Extract, from the listing that follows, each line containing the word "Иные".

_____

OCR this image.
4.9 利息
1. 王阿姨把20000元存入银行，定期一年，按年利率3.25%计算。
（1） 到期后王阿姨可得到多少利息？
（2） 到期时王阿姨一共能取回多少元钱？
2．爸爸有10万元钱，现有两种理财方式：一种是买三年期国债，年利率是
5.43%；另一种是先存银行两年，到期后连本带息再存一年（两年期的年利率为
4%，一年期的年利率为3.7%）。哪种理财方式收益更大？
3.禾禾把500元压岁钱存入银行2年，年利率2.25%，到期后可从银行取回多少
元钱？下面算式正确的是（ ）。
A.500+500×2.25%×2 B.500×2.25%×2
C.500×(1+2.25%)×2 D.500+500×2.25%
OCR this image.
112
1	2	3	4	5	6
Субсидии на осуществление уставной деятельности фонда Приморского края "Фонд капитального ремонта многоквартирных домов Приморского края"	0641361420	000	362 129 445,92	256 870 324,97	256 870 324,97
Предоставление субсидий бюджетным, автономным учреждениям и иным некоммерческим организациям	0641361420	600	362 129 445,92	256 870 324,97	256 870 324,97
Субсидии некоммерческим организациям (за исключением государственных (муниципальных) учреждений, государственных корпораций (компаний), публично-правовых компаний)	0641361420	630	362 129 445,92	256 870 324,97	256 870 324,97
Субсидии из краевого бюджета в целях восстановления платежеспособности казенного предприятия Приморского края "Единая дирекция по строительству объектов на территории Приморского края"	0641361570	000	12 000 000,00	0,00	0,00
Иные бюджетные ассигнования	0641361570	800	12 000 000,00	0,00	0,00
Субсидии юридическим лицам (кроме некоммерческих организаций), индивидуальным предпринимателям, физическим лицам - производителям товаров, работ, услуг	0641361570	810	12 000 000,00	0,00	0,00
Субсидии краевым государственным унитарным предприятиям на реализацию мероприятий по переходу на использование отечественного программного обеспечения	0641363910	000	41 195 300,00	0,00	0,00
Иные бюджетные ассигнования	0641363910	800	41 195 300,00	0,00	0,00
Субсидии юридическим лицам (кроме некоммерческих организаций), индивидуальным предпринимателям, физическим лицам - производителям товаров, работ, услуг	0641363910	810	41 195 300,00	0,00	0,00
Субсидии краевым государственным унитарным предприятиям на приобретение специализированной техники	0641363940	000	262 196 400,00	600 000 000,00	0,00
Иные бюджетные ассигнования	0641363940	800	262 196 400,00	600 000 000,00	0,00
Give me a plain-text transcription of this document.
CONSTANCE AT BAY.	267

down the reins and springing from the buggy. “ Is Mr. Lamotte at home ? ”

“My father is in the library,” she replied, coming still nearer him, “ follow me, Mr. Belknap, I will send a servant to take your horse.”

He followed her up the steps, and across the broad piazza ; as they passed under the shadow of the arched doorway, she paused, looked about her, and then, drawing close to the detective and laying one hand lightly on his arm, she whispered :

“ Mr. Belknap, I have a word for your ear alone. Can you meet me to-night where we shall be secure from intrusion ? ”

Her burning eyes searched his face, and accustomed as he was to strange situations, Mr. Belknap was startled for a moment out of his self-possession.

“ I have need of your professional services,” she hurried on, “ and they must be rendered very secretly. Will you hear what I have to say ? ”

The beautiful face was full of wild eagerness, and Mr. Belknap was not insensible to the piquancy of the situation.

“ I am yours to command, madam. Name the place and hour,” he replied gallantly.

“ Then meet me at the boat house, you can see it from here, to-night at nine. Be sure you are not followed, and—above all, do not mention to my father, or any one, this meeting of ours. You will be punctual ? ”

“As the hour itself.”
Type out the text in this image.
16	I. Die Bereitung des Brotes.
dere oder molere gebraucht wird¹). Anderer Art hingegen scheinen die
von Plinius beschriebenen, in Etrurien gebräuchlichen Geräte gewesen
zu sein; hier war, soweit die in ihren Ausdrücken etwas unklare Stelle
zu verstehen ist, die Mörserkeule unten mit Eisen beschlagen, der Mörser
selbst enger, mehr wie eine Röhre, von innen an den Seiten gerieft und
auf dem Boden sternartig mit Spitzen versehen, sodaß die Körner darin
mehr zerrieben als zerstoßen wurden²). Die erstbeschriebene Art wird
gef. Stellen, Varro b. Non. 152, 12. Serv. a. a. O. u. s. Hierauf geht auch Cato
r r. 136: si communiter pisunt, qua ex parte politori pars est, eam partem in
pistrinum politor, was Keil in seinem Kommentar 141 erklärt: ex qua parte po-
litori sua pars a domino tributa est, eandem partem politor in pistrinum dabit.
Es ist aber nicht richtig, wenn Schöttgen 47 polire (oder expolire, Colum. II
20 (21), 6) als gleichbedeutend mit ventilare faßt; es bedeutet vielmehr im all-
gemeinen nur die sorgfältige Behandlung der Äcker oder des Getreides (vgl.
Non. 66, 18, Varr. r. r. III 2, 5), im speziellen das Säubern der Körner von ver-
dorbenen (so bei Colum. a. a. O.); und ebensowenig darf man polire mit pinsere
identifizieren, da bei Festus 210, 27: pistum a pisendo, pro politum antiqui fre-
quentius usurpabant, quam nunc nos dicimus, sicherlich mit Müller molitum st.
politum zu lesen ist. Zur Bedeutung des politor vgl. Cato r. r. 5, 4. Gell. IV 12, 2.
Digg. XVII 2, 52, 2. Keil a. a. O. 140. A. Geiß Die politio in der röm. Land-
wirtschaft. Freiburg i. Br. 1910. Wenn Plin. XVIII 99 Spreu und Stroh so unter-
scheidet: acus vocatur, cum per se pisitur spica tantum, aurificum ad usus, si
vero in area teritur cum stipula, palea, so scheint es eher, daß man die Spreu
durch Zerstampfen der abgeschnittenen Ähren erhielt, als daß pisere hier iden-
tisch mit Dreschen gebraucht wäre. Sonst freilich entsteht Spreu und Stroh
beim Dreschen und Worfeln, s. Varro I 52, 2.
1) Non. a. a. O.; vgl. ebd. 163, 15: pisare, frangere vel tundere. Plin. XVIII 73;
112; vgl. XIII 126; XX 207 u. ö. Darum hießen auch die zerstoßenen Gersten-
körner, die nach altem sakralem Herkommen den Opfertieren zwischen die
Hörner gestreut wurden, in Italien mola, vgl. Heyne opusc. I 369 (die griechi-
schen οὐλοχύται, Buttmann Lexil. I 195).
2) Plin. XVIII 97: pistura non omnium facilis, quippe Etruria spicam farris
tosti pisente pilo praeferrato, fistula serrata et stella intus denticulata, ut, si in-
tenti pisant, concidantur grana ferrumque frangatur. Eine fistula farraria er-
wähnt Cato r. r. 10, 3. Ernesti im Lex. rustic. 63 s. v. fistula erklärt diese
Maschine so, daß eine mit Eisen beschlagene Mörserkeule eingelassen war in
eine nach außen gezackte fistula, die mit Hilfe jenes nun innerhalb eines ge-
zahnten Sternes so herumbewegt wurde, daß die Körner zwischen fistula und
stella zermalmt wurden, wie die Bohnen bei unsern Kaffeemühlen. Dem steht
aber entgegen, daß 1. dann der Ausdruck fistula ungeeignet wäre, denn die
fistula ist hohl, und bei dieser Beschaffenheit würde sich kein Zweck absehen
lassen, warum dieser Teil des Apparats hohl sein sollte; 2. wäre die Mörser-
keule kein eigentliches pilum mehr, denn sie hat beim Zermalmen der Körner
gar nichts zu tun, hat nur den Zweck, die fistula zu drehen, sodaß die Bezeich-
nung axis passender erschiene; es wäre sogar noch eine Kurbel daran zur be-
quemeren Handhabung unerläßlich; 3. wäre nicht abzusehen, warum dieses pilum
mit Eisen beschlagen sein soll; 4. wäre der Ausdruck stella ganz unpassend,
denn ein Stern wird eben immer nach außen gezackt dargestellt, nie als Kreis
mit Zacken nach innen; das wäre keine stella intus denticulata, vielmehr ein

_____

> _Task solution_:
Иные бюджетные ассигнования	0641361570	800	12 000 000,00	0,00	0,00
Иные бюджетные ассигнования	0641363910	800	41 195 300,00	0,00	0,00
Иные бюджетные ассигнования	0641363940	800	262 196 400,00	600 000 000,00	0,00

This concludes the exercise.